AIM
Show, in full, each line of the data that contains "JSON".
— START —
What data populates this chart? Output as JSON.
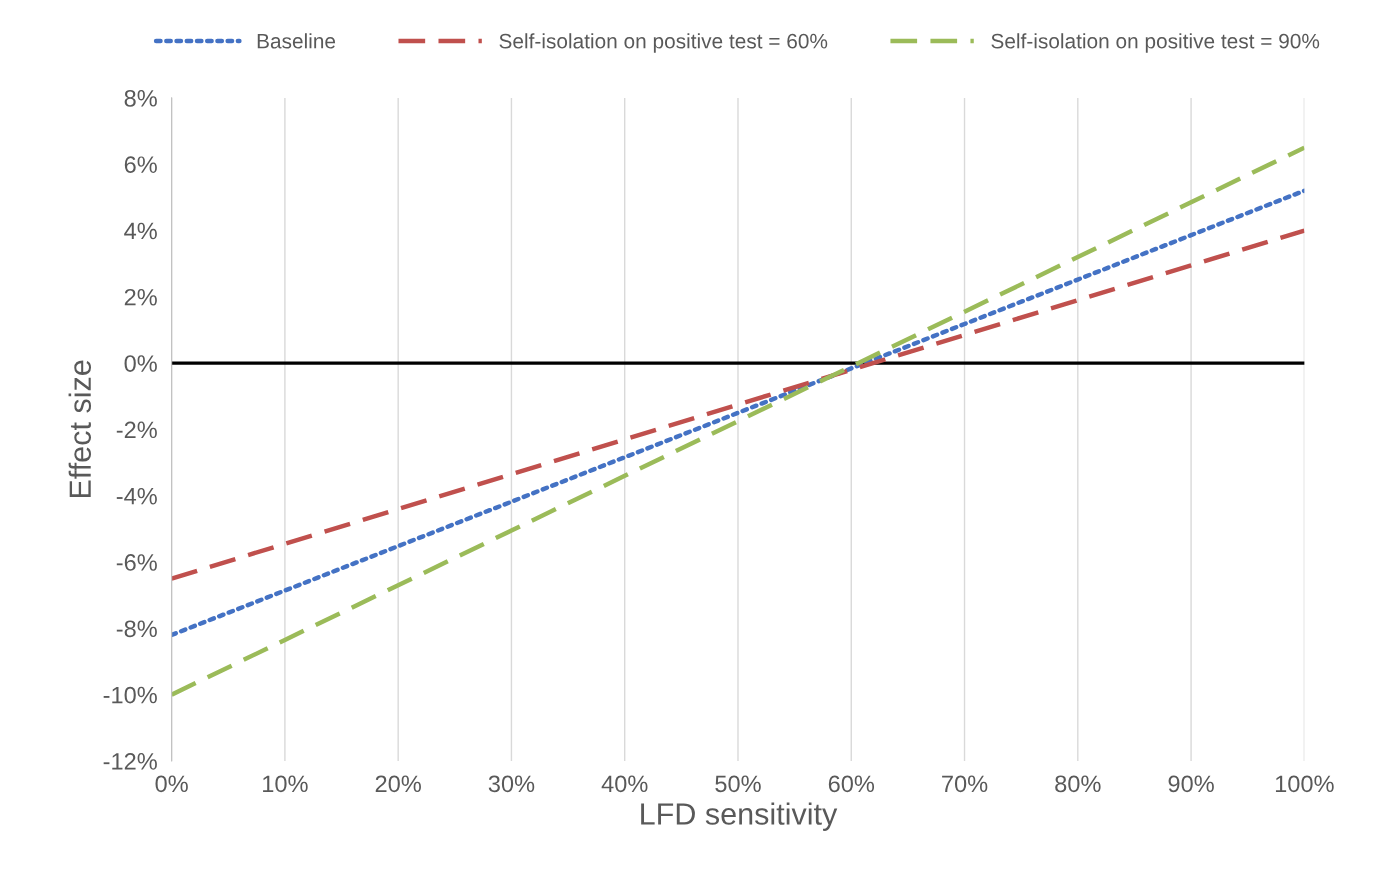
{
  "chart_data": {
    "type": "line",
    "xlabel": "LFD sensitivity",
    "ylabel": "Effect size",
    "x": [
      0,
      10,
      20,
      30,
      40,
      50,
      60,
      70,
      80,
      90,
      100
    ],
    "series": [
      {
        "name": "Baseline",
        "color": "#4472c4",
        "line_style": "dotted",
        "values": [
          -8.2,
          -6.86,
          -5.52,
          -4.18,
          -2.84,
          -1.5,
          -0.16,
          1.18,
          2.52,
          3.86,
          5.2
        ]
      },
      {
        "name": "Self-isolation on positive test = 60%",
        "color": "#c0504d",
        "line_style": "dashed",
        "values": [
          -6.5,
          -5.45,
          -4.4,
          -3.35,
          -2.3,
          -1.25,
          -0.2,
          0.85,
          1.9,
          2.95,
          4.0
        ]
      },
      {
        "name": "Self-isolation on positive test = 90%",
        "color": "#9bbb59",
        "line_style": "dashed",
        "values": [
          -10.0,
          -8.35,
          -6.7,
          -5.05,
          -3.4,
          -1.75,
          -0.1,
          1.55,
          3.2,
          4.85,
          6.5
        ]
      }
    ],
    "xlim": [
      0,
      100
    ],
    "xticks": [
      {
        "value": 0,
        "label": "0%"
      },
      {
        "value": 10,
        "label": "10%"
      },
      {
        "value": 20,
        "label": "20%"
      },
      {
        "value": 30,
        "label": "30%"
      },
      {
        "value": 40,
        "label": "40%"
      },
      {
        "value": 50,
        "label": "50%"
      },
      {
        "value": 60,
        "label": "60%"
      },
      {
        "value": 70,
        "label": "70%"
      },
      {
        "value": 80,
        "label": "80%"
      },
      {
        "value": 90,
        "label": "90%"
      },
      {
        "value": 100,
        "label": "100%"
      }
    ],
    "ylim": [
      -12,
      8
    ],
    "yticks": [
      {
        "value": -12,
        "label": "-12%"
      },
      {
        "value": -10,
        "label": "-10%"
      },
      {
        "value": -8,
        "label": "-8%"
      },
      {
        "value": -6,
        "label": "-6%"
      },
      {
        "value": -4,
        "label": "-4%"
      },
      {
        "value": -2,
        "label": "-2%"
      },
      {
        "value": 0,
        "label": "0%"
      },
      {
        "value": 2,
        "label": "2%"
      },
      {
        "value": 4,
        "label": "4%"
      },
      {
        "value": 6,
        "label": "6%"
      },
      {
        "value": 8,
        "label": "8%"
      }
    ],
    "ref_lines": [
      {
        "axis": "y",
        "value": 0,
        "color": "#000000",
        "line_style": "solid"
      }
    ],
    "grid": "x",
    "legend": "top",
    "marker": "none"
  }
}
— END —
— START —
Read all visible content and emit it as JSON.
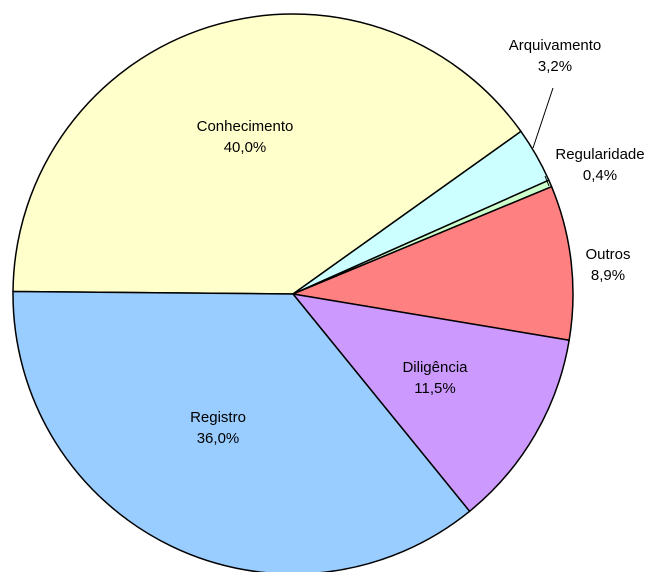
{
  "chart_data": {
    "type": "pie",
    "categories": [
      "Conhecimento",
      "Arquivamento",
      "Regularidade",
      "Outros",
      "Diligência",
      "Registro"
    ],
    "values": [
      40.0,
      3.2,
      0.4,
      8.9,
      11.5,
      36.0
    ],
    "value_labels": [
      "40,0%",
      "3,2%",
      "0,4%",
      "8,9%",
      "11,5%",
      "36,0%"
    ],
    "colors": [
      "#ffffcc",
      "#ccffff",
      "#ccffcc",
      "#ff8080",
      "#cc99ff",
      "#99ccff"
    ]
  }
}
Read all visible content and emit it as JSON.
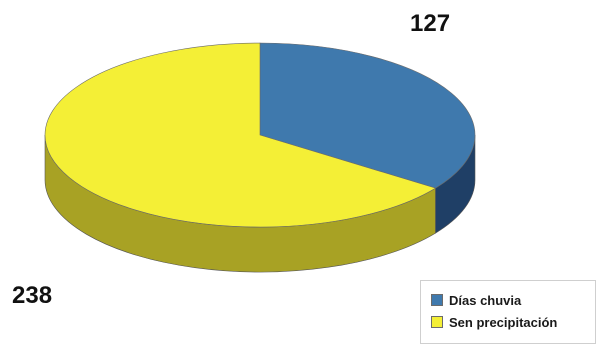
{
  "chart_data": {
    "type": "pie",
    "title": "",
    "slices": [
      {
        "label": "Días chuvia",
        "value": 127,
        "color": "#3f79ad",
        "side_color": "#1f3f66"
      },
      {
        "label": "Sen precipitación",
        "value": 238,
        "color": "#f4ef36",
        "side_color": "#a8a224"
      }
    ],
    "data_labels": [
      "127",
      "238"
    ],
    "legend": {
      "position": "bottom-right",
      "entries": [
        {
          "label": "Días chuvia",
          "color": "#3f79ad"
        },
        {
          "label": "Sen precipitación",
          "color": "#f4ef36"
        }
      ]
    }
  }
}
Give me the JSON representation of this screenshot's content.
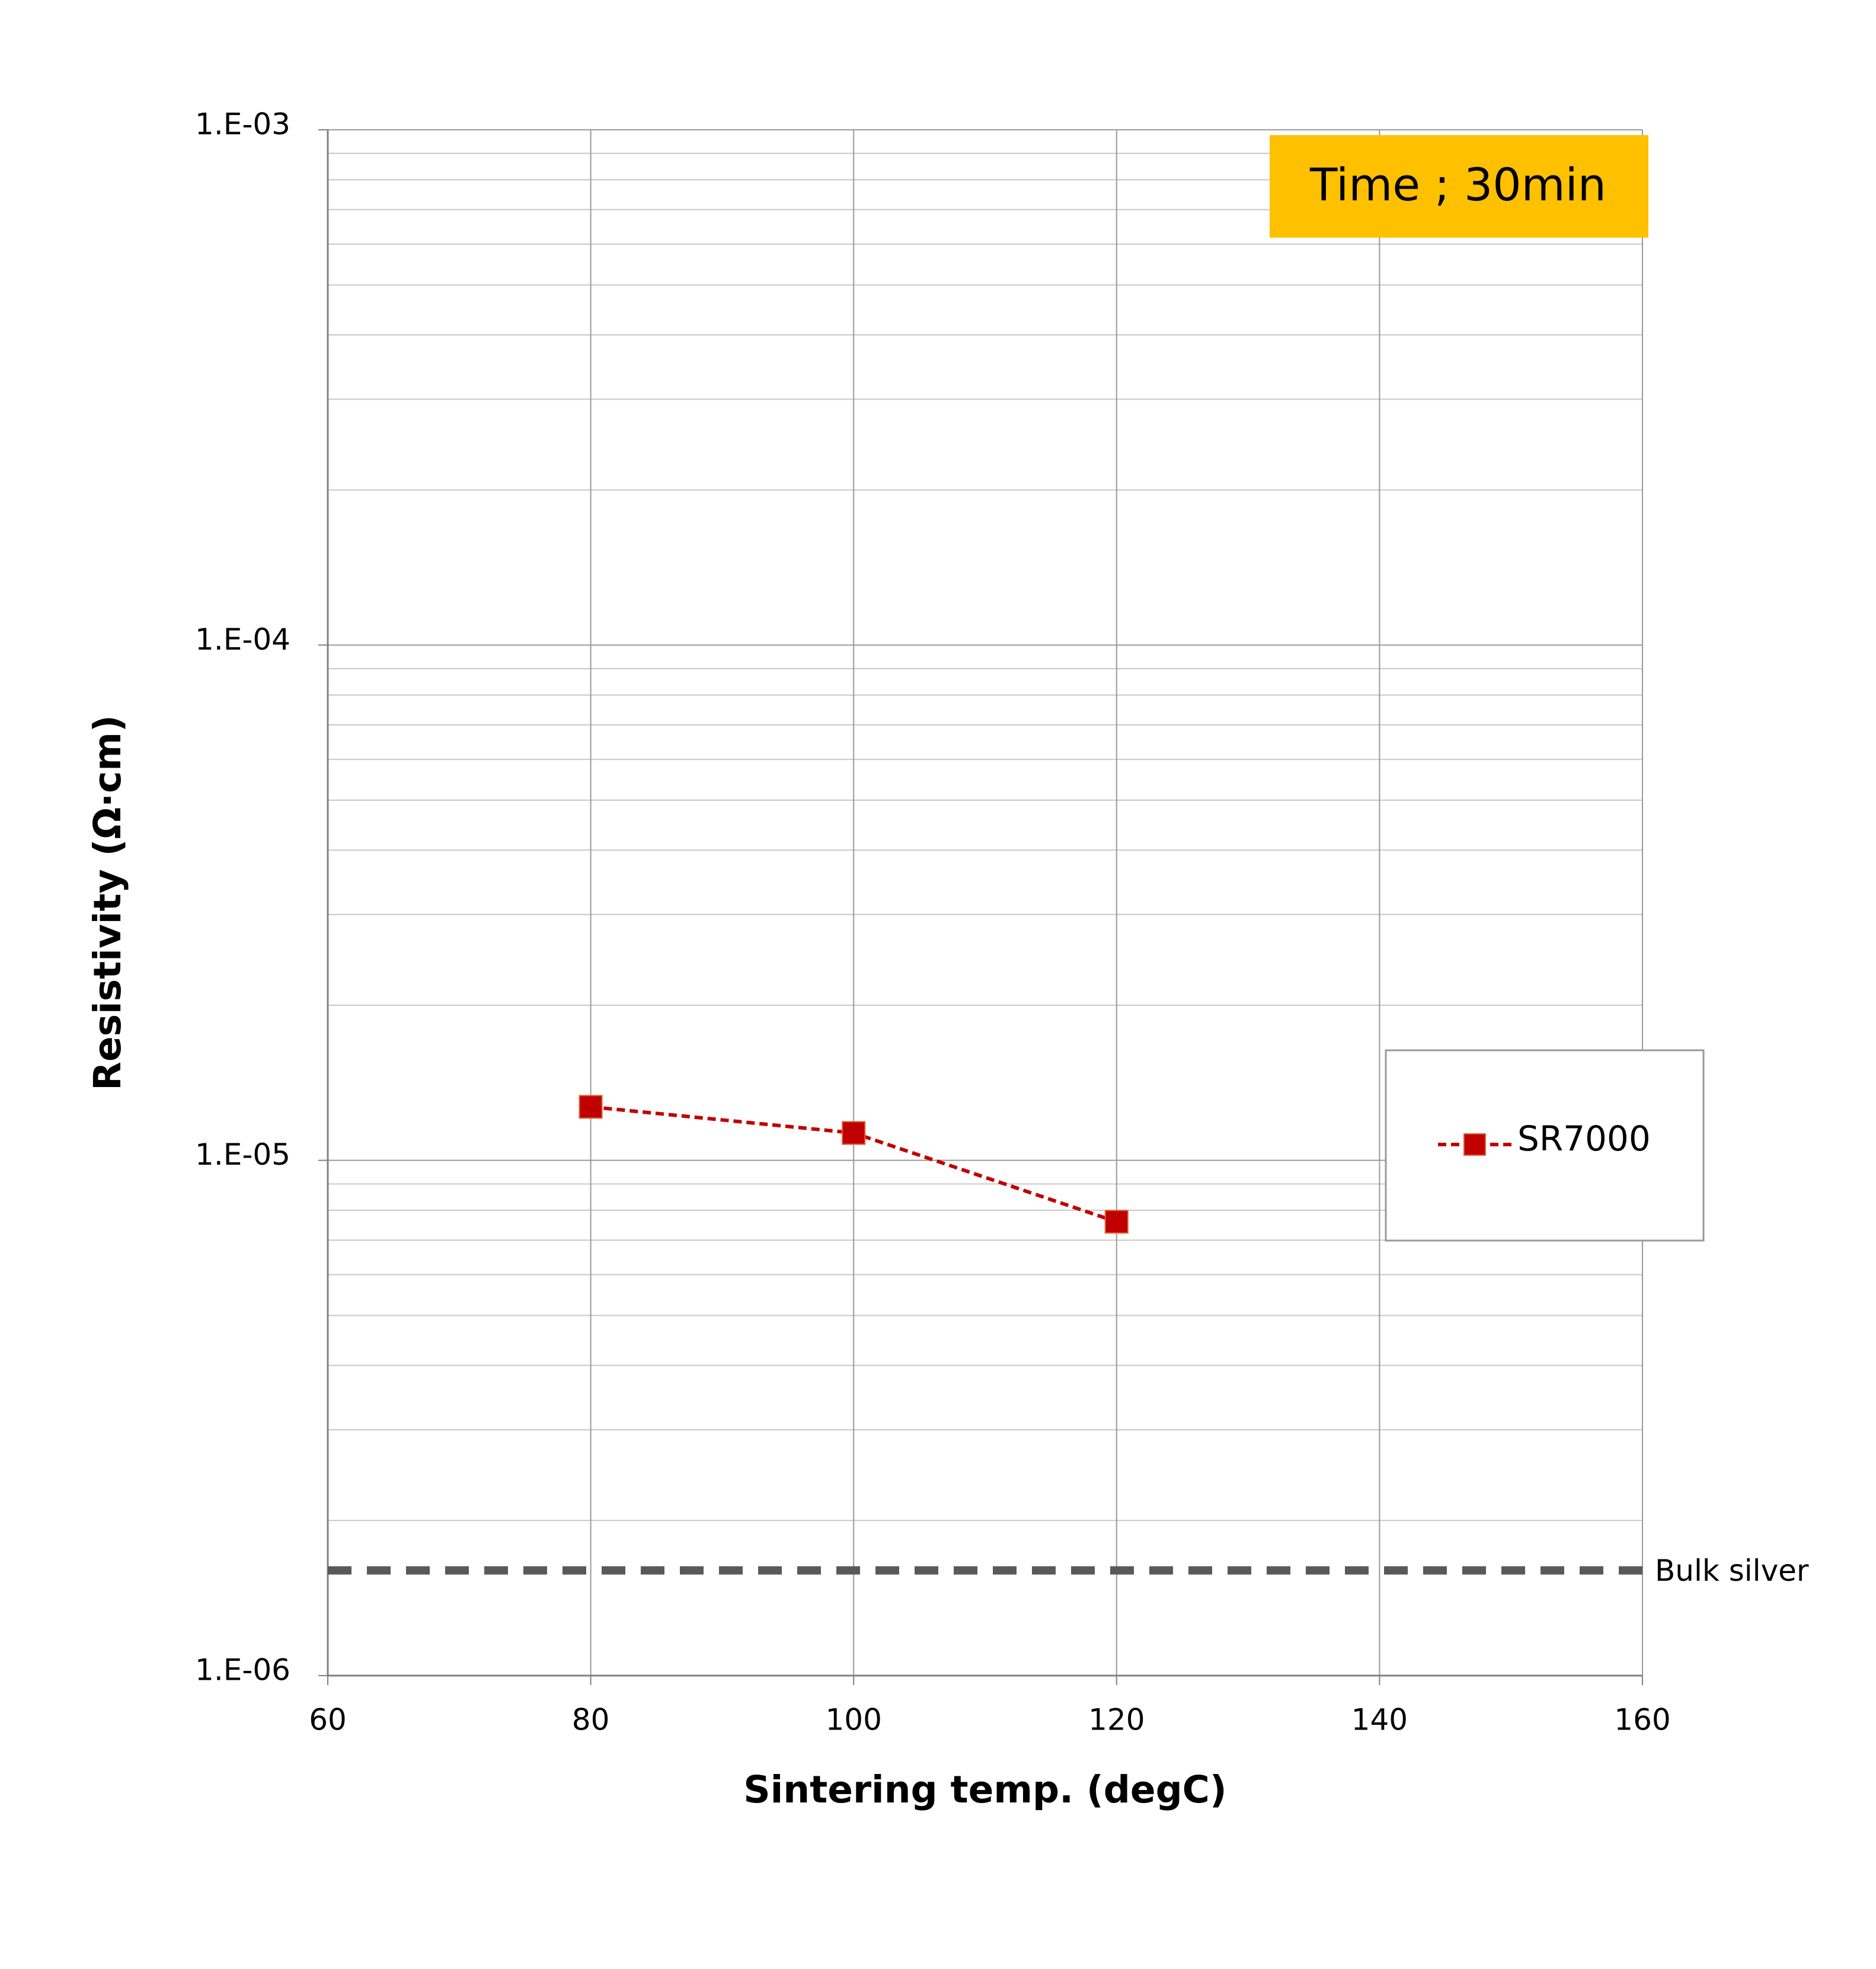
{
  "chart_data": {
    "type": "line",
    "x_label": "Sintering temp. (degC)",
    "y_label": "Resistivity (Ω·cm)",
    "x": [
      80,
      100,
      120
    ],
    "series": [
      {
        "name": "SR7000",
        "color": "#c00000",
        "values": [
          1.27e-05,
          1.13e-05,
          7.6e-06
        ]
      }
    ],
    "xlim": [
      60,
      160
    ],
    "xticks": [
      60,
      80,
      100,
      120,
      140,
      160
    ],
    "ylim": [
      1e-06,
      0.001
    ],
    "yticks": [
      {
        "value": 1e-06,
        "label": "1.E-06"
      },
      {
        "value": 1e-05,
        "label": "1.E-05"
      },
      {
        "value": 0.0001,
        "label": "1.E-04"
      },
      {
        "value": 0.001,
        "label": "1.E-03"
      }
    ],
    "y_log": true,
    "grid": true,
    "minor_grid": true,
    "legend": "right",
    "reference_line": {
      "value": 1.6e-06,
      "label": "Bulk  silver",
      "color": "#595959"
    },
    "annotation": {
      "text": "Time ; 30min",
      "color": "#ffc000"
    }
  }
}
— END —
SOLUTION FOR THIS PROBLEM
What data populates this chart? Output as JSON.
Read all visible content and emit it as JSON.
Read all visible content and emit it as JSON.
Give me the JSON representation of this screenshot's content.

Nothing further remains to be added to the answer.